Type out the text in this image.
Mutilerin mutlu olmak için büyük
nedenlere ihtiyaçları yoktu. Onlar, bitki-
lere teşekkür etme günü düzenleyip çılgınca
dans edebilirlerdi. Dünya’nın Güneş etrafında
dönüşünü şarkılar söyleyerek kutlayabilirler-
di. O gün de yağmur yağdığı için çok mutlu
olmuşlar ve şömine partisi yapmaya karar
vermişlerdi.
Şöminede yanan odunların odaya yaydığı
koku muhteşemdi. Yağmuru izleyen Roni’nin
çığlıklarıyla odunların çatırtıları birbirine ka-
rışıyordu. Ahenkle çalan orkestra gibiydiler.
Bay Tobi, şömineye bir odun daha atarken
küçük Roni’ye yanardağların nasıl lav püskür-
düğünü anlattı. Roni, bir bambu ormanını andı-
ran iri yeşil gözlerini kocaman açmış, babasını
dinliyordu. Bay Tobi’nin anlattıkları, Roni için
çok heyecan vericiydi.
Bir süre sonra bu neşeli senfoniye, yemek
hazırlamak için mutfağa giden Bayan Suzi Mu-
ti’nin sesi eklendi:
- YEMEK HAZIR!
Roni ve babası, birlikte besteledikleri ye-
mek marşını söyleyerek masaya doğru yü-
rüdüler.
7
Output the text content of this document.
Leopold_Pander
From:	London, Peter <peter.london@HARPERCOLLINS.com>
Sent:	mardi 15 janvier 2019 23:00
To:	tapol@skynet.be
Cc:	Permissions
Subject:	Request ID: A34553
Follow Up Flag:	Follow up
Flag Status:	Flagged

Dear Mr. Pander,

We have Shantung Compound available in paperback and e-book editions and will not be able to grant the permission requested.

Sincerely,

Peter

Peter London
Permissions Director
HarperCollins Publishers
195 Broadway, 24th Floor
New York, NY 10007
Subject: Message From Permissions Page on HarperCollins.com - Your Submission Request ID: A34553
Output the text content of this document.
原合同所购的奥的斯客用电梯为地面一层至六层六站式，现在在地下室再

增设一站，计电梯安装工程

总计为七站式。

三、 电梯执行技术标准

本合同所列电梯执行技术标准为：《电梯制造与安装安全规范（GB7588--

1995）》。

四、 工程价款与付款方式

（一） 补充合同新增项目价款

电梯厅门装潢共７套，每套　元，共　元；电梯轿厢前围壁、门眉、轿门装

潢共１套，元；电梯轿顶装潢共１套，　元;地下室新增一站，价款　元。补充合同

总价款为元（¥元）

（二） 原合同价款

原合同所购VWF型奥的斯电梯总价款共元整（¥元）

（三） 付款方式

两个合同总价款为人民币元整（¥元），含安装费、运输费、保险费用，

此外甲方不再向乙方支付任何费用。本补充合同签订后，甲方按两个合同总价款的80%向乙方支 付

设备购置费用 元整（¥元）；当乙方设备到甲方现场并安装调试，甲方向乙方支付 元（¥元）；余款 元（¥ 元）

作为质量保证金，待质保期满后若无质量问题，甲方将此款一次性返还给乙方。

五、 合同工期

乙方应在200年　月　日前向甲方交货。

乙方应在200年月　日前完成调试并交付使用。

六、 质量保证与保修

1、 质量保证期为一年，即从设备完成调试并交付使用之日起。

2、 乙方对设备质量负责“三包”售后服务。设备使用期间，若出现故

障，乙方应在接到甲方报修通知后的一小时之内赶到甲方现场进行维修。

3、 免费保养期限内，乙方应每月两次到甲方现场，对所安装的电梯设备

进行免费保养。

━━━━

- **TASK STATEMENT**:
Within the listing above, work out how many lines contain the string "Roni", and reply with that number only.

- **THE COMPLETED TASK**:
5